> [To be done]:
Pictures do not belong in the copy; quote every entry below exactly.

--- START Material for this task ---

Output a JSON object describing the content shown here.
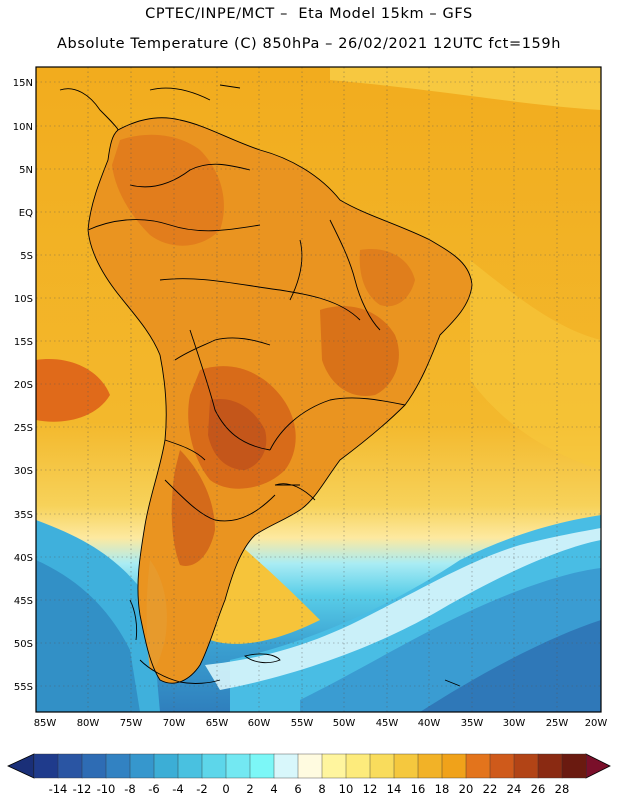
{
  "header": {
    "line1": "CPTEC/INPE/MCT –  Eta Model 15km – GFS",
    "line2": "Absolute Temperature (C) 850hPa – 26/02/2021 12UTC fct=159h"
  },
  "map": {
    "lat_labels": [
      "15N",
      "10N",
      "5N",
      "EQ",
      "5S",
      "10S",
      "15S",
      "20S",
      "25S",
      "30S",
      "35S",
      "40S",
      "45S",
      "50S",
      "55S"
    ],
    "lon_labels": [
      "85W",
      "80W",
      "75W",
      "70W",
      "65W",
      "60W",
      "55W",
      "50W",
      "45W",
      "40W",
      "35W",
      "30W",
      "25W",
      "20W"
    ],
    "colors": {
      "ocean_warm": "#f2ae1e",
      "ocean_mid": "#f5c53c",
      "land_hot": "#e07a1a",
      "land_hottest": "#c85a14",
      "cool_sea": "#4fc3ea",
      "cold_sea": "#2d7fbf",
      "coast": "#000000"
    }
  },
  "colorbar": {
    "labels": [
      "-14",
      "-12",
      "-10",
      "-8",
      "-6",
      "-4",
      "-2",
      "0",
      "2",
      "4",
      "6",
      "8",
      "10",
      "12",
      "14",
      "16",
      "18",
      "20",
      "22",
      "24",
      "26",
      "28"
    ],
    "colors": [
      "#1f3b8c",
      "#2a55a3",
      "#2e6cb4",
      "#3282c2",
      "#3697cd",
      "#3caed6",
      "#49c1e0",
      "#5dd6ea",
      "#73e8f2",
      "#7cf7f7",
      "#d8f7fb",
      "#fffbe0",
      "#fff59e",
      "#fdeb7c",
      "#f9dc5c",
      "#f5c83e",
      "#f2b227",
      "#f0a21a",
      "#e3741c",
      "#cf5a1b",
      "#b24416",
      "#8a2a12",
      "#6a1a10"
    ],
    "min_color": "#1a2f78",
    "max_color": "#7a0f2a"
  }
}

--- END Material for this task ---

> [Finished exercise]:
Output a JSON object describing the content shown here.
{
  "header": {
    "line1": "CPTEC/INPE/MCT –  Eta Model 15km – GFS",
    "line2": "Absolute Temperature (C) 850hPa – 26/02/2021 12UTC fct=159h"
  },
  "map": {
    "lat_labels": [
      "15N",
      "10N",
      "5N",
      "EQ",
      "5S",
      "10S",
      "15S",
      "20S",
      "25S",
      "30S",
      "35S",
      "40S",
      "45S",
      "50S",
      "55S"
    ],
    "lon_labels": [
      "85W",
      "80W",
      "75W",
      "70W",
      "65W",
      "60W",
      "55W",
      "50W",
      "45W",
      "40W",
      "35W",
      "30W",
      "25W",
      "20W"
    ],
    "colors": {
      "ocean_warm": "#f2ae1e",
      "ocean_mid": "#f5c53c",
      "land_hot": "#e07a1a",
      "land_hottest": "#c85a14",
      "cool_sea": "#4fc3ea",
      "cold_sea": "#2d7fbf",
      "coast": "#000000"
    }
  },
  "colorbar": {
    "labels": [
      "-14",
      "-12",
      "-10",
      "-8",
      "-6",
      "-4",
      "-2",
      "0",
      "2",
      "4",
      "6",
      "8",
      "10",
      "12",
      "14",
      "16",
      "18",
      "20",
      "22",
      "24",
      "26",
      "28"
    ],
    "colors": [
      "#1f3b8c",
      "#2a55a3",
      "#2e6cb4",
      "#3282c2",
      "#3697cd",
      "#3caed6",
      "#49c1e0",
      "#5dd6ea",
      "#73e8f2",
      "#7cf7f7",
      "#d8f7fb",
      "#fffbe0",
      "#fff59e",
      "#fdeb7c",
      "#f9dc5c",
      "#f5c83e",
      "#f2b227",
      "#f0a21a",
      "#e3741c",
      "#cf5a1b",
      "#b24416",
      "#8a2a12",
      "#6a1a10"
    ],
    "min_color": "#1a2f78",
    "max_color": "#7a0f2a"
  }
}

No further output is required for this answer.